Source records:
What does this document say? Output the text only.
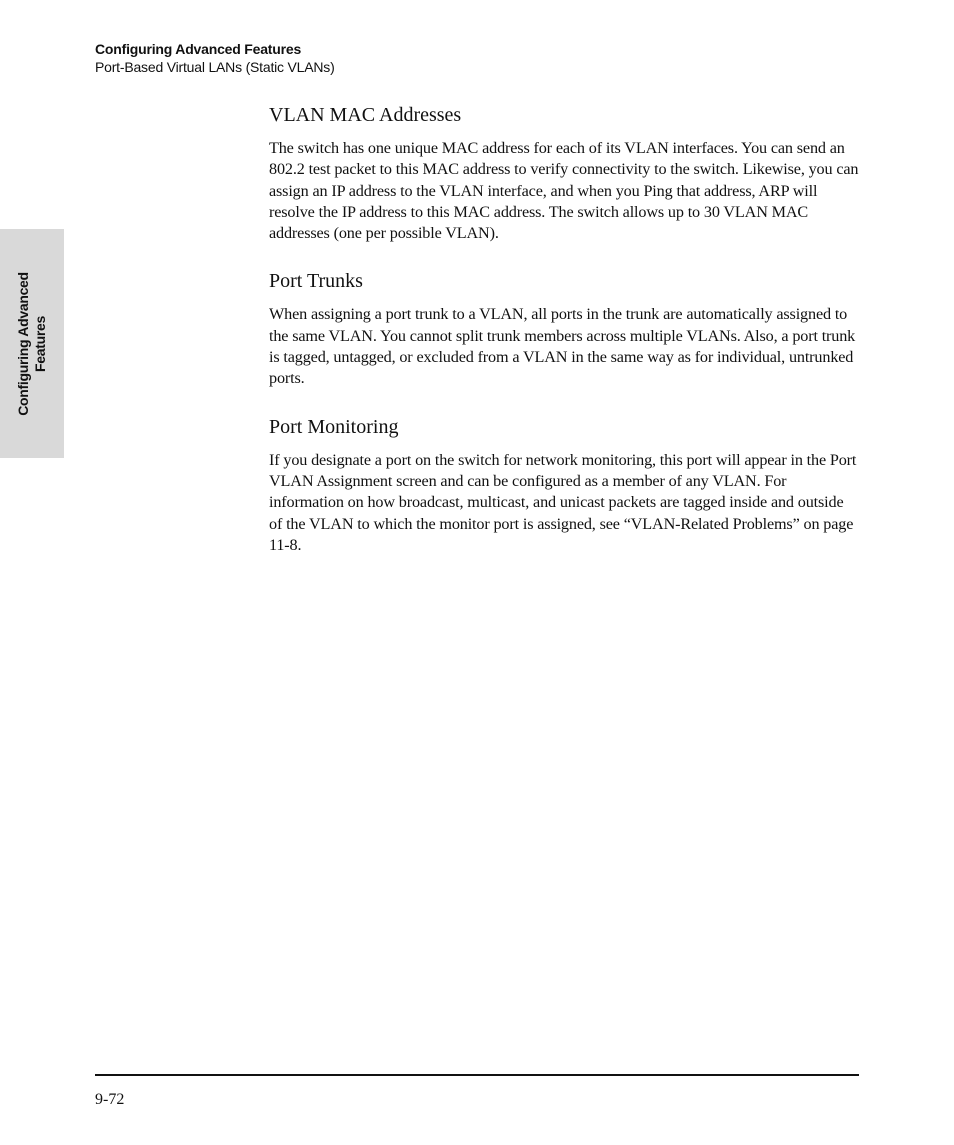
Configuring Advanced Features
Port-Based Virtual LANs (Static VLANs)
Configuring Advanced Features
VLAN MAC Addresses

The switch has one unique MAC address for each of its VLAN interfaces. You can send an 802.2 test packet to this MAC address to verify connectivity to the switch. Likewise, you can assign an IP address to the VLAN interface, and when you Ping that address, ARP will resolve the IP address to this MAC address. The switch allows up to 30 VLAN MAC addresses (one per possible VLAN).

Port Trunks

When assigning a port trunk to a VLAN, all ports in the trunk are automatically assigned to the same VLAN. You cannot split trunk members across multiple VLANs. Also, a port trunk is tagged, untagged, or excluded from a VLAN in the same way as for individual, untrunked ports.

Port Monitoring

If you designate a port on the switch for network monitoring, this port will appear in the Port VLAN Assignment screen and can be configured as a member of any VLAN. For information on how broadcast, multicast, and unicast packets are tagged inside and outside of the VLAN to which the monitor port is assigned, see “VLAN-Related Problems” on page 11-8.

9-72
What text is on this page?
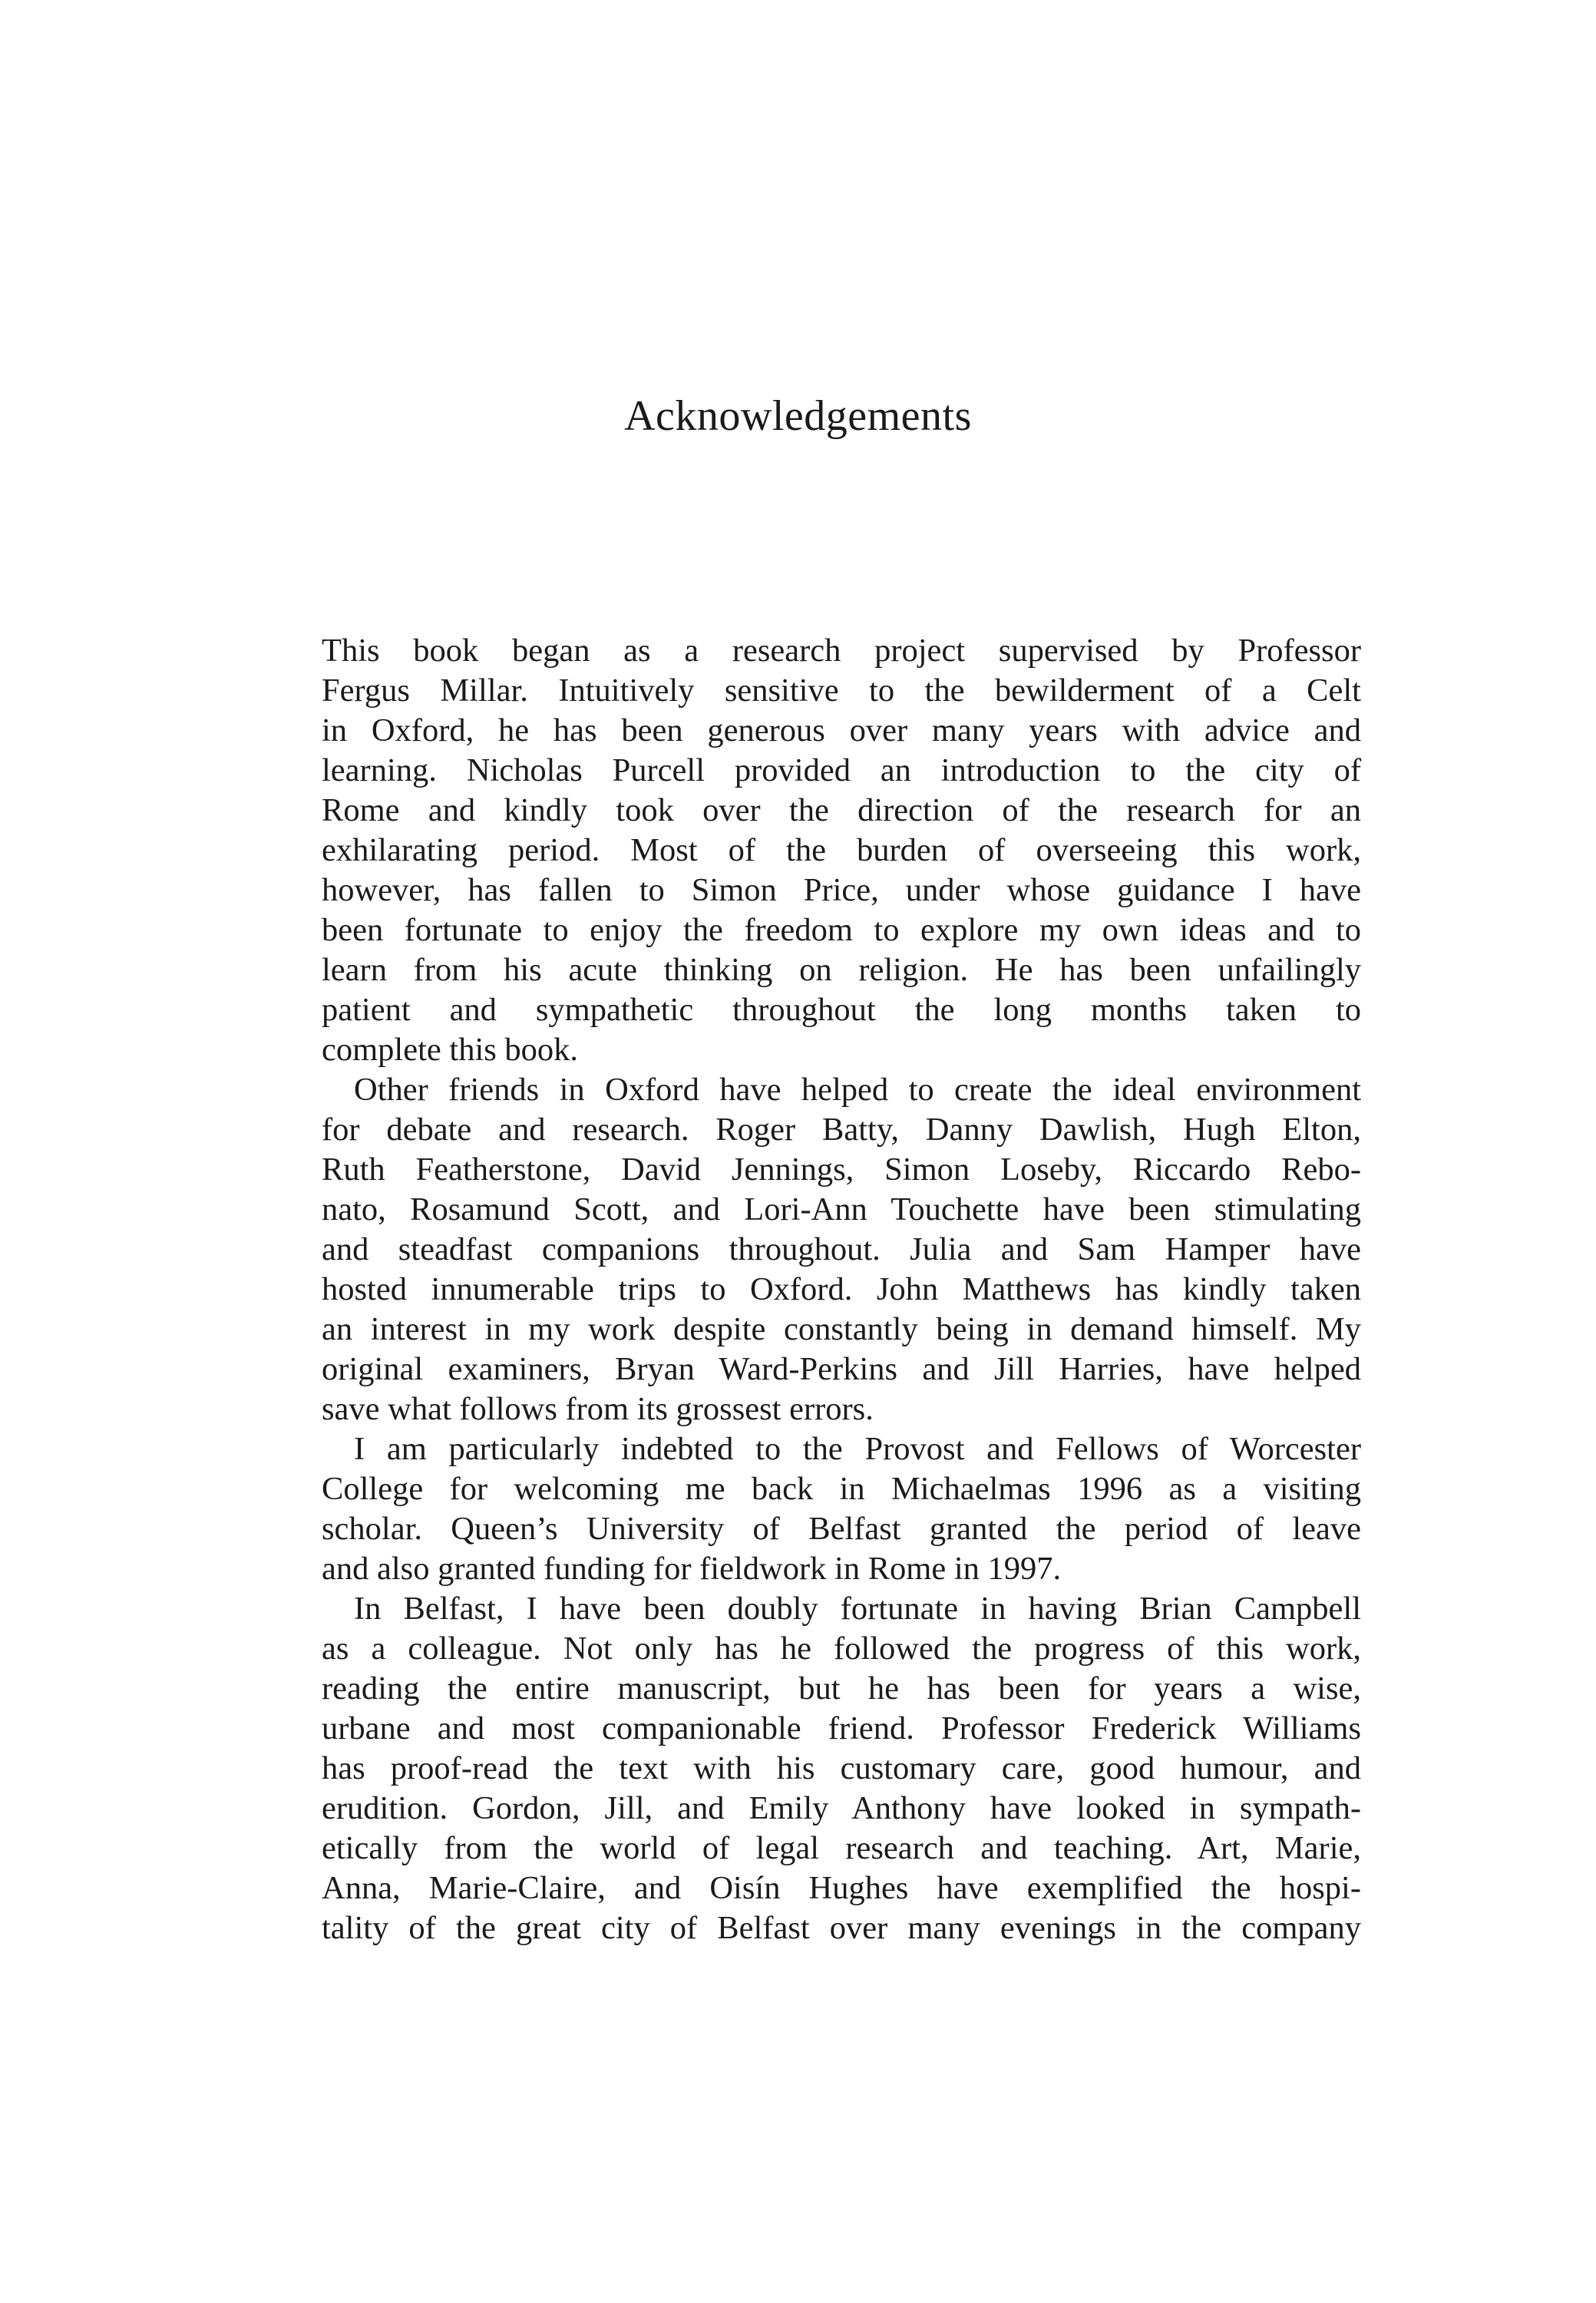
Acknowledgements
This book began as a research project supervised by Professor
Fergus Millar. Intuitively sensitive to the bewilderment of a Celt
in Oxford, he has been generous over many years with advice and
learning. Nicholas Purcell provided an introduction to the city of
Rome and kindly took over the direction of the research for an
exhilarating period. Most of the burden of overseeing this work,
however, has fallen to Simon Price, under whose guidance I have
been fortunate to enjoy the freedom to explore my own ideas and to
learn from his acute thinking on religion. He has been unfailingly
patient and sympathetic throughout the long months taken to
complete this book.
Other friends in Oxford have helped to create the ideal environment
for debate and research. Roger Batty, Danny Dawlish, Hugh Elton,
Ruth Featherstone, David Jennings, Simon Loseby, Riccardo Rebo-
nato, Rosamund Scott, and Lori-Ann Touchette have been stimulating
and steadfast companions throughout. Julia and Sam Hamper have
hosted innumerable trips to Oxford. John Matthews has kindly taken
an interest in my work despite constantly being in demand himself. My
original examiners, Bryan Ward-Perkins and Jill Harries, have helped
save what follows from its grossest errors.
I am particularly indebted to the Provost and Fellows of Worcester
College for welcoming me back in Michaelmas 1996 as a visiting
scholar. Queen’s University of Belfast granted the period of leave
and also granted funding for fieldwork in Rome in 1997.
In Belfast, I have been doubly fortunate in having Brian Campbell
as a colleague. Not only has he followed the progress of this work,
reading the entire manuscript, but he has been for years a wise,
urbane and most companionable friend. Professor Frederick Williams
has proof-read the text with his customary care, good humour, and
erudition. Gordon, Jill, and Emily Anthony have looked in sympath-
etically from the world of legal research and teaching. Art, Marie,
Anna, Marie-Claire, and Oisín Hughes have exemplified the hospi-
tality of the great city of Belfast over many evenings in the company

Required work: Without the pictures, write out all of the material exactly.

Answer in full:
What does this document say? Output the text only.
Configuring Advanced Features
Port-Based Virtual LANs (Static VLANs)
Configuring Advanced Features
VLAN MAC Addresses

The switch has one unique MAC address for each of its VLAN interfaces. You can send an 802.2 test packet to this MAC address to verify connectivity to the switch. Likewise, you can assign an IP address to the VLAN interface, and when you Ping that address, ARP will resolve the IP address to this MAC address. The switch allows up to 30 VLAN MAC addresses (one per possible VLAN).

Port Trunks

When assigning a port trunk to a VLAN, all ports in the trunk are automatically assigned to the same VLAN. You cannot split trunk members across multiple VLANs. Also, a port trunk is tagged, untagged, or excluded from a VLAN in the same way as for individual, untrunked ports.

Port Monitoring

If you designate a port on the switch for network monitoring, this port will appear in the Port VLAN Assignment screen and can be configured as a member of any VLAN. For information on how broadcast, multicast, and unicast packets are tagged inside and outside of the VLAN to which the monitor port is assigned, see “VLAN-Related Problems” on page 11-8.

9-72
What text is on this page?
Acknowledgements
This book began as a research project supervised by Professor
Fergus Millar. Intuitively sensitive to the bewilderment of a Celt
in Oxford, he has been generous over many years with advice and
learning. Nicholas Purcell provided an introduction to the city of
Rome and kindly took over the direction of the research for an
exhilarating period. Most of the burden of overseeing this work,
however, has fallen to Simon Price, under whose guidance I have
been fortunate to enjoy the freedom to explore my own ideas and to
learn from his acute thinking on religion. He has been unfailingly
patient and sympathetic throughout the long months taken to
complete this book.
Other friends in Oxford have helped to create the ideal environment
for debate and research. Roger Batty, Danny Dawlish, Hugh Elton,
Ruth Featherstone, David Jennings, Simon Loseby, Riccardo Rebo-
nato, Rosamund Scott, and Lori-Ann Touchette have been stimulating
and steadfast companions throughout. Julia and Sam Hamper have
hosted innumerable trips to Oxford. John Matthews has kindly taken
an interest in my work despite constantly being in demand himself. My
original examiners, Bryan Ward-Perkins and Jill Harries, have helped
save what follows from its grossest errors.
I am particularly indebted to the Provost and Fellows of Worcester
College for welcoming me back in Michaelmas 1996 as a visiting
scholar. Queen’s University of Belfast granted the period of leave
and also granted funding for fieldwork in Rome in 1997.
In Belfast, I have been doubly fortunate in having Brian Campbell
as a colleague. Not only has he followed the progress of this work,
reading the entire manuscript, but he has been for years a wise,
urbane and most companionable friend. Professor Frederick Williams
has proof-read the text with his customary care, good humour, and
erudition. Gordon, Jill, and Emily Anthony have looked in sympath-
etically from the world of legal research and teaching. Art, Marie,
Anna, Marie-Claire, and Oisín Hughes have exemplified the hospi-
tality of the great city of Belfast over many evenings in the company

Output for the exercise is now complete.